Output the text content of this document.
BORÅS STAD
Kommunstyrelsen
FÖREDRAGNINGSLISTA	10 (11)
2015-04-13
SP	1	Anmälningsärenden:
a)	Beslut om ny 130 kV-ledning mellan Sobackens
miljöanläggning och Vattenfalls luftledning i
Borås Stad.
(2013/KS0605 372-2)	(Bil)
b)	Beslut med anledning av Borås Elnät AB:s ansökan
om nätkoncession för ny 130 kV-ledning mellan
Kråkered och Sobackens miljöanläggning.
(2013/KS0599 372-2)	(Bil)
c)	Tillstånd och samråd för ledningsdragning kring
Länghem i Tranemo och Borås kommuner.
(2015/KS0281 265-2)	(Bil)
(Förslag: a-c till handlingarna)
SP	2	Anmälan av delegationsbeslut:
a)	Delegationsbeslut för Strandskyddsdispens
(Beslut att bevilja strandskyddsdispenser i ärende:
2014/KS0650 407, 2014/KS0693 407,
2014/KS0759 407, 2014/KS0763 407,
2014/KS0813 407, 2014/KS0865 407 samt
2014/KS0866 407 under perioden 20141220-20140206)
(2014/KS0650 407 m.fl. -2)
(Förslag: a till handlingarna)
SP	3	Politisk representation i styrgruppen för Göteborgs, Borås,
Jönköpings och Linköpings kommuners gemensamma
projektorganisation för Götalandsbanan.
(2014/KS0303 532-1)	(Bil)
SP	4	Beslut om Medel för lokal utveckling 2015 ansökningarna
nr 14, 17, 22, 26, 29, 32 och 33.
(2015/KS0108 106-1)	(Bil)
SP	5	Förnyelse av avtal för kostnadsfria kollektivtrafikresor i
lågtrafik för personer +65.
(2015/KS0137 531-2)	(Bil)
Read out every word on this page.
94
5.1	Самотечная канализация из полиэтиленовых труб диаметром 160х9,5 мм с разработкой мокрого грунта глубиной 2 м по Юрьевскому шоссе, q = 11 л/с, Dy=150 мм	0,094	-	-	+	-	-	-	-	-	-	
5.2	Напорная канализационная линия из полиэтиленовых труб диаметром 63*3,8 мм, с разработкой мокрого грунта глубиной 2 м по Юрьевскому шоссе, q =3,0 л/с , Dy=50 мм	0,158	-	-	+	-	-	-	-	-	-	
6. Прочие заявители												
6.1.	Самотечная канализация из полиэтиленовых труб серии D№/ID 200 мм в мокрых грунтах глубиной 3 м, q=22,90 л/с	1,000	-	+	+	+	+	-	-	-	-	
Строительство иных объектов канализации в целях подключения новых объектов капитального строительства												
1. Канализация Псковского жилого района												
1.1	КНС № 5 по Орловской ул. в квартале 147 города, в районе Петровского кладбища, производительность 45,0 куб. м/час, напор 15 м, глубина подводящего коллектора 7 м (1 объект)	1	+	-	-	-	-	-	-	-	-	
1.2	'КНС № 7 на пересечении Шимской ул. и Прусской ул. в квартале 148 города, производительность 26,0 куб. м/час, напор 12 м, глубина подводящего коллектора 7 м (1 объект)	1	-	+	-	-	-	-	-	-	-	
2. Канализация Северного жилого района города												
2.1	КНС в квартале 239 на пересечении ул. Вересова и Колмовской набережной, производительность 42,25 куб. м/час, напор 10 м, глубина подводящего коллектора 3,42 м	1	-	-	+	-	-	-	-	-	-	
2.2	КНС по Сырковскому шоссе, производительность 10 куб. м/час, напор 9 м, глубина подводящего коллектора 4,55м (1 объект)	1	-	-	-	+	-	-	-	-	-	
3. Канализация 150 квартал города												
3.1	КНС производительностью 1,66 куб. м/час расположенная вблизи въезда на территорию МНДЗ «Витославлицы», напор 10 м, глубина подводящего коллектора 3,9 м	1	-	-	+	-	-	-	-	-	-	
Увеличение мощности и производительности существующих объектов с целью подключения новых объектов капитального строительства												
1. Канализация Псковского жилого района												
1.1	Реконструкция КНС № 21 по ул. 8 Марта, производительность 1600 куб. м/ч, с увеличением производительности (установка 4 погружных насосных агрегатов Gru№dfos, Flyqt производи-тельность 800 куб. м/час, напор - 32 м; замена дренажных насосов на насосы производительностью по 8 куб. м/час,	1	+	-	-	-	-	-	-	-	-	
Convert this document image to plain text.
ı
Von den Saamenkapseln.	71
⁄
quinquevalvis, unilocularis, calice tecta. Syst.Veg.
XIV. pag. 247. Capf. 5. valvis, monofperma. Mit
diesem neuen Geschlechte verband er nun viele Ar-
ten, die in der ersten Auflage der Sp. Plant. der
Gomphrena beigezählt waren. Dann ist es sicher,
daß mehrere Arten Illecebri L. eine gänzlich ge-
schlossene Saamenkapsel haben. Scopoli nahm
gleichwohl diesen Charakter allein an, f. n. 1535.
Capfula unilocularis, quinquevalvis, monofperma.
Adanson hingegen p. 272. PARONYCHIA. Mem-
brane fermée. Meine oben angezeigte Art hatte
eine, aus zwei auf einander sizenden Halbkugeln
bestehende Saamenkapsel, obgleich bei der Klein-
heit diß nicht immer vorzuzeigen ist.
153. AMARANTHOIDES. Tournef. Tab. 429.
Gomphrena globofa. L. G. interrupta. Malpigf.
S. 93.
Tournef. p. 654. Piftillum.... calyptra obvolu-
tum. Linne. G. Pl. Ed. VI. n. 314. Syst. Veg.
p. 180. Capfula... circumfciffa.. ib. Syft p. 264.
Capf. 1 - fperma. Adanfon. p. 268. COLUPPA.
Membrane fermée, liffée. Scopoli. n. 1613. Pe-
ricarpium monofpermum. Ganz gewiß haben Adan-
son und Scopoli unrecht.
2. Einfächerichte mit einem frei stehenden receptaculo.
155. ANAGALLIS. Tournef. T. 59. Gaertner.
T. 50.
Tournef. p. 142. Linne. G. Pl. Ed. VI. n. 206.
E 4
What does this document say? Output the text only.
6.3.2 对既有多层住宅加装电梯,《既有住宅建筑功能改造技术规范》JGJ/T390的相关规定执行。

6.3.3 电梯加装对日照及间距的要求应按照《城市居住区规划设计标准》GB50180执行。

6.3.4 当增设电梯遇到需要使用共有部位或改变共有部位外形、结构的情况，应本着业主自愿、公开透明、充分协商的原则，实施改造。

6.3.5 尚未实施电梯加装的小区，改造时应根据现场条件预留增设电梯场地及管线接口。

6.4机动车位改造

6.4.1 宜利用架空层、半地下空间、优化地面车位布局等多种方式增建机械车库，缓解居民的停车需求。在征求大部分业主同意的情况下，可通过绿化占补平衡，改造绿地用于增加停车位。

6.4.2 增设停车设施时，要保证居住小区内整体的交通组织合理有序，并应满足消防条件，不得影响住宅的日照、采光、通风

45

※ ※ ※

_AIM OF THE EXERCISE:_ Go through the records above and copy every line with the word "miljöanläggning".

_TASK SOLUTION:_
miljöanläggning och Vattenfalls luftledning i
Kråkered och Sobackens miljöanläggning.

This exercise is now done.